#### Problem description
Can you quote exactly the stretch of lines from the one with "Read out every word on this page." through the final line of the material, both ends included?

(Stored records)
■ ■ ■ ■

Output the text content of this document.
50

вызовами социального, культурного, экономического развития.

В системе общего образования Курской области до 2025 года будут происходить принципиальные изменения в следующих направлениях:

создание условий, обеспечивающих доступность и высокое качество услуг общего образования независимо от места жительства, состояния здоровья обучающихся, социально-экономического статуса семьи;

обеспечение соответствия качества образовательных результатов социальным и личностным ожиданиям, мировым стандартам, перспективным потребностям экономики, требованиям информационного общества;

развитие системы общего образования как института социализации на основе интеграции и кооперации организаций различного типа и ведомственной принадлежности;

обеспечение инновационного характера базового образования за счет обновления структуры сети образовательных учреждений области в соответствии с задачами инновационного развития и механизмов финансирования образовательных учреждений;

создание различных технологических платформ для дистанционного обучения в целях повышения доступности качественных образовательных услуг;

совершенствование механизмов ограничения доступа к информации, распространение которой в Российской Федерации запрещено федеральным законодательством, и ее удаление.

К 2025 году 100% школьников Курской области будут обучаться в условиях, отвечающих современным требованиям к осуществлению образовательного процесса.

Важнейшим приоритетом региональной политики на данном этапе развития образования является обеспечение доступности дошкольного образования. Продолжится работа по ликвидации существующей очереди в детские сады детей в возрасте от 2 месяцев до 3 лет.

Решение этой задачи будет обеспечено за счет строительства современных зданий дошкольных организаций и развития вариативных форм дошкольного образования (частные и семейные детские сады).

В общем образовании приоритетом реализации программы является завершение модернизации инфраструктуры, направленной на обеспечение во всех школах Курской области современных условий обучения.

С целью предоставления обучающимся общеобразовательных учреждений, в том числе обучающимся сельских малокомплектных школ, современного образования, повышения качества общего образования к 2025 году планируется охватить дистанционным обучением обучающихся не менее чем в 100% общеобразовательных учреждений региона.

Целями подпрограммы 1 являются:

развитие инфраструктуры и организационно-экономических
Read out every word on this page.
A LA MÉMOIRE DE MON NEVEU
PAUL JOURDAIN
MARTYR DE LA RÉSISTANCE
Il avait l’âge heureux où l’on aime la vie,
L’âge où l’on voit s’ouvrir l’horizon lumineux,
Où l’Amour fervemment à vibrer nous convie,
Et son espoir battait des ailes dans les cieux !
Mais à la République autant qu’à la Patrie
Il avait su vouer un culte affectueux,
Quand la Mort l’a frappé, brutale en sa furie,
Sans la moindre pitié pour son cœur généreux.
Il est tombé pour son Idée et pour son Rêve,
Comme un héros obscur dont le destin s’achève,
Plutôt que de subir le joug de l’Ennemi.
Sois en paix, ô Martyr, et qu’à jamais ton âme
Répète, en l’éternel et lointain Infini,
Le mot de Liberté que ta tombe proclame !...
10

■ ■ ■ ■

#### Solution for this problem
Read out every word on this page.
A LA MÉMOIRE DE MON NEVEU
PAUL JOURDAIN
MARTYR DE LA RÉSISTANCE
Il avait l’âge heureux où l’on aime la vie,
L’âge où l’on voit s’ouvrir l’horizon lumineux,
Où l’Amour fervemment à vibrer nous convie,
Et son espoir battait des ailes dans les cieux !
Mais à la République autant qu’à la Patrie
Il avait su vouer un culte affectueux,
Quand la Mort l’a frappé, brutale en sa furie,
Sans la moindre pitié pour son cœur généreux.
Il est tombé pour son Idée et pour son Rêve,
Comme un héros obscur dont le destin s’achève,
Plutôt que de subir le joug de l’Ennemi.
Sois en paix, ô Martyr, et qu’à jamais ton âme
Répète, en l’éternel et lointain Infini,
Le mot de Liberté que ta tombe proclame !...
10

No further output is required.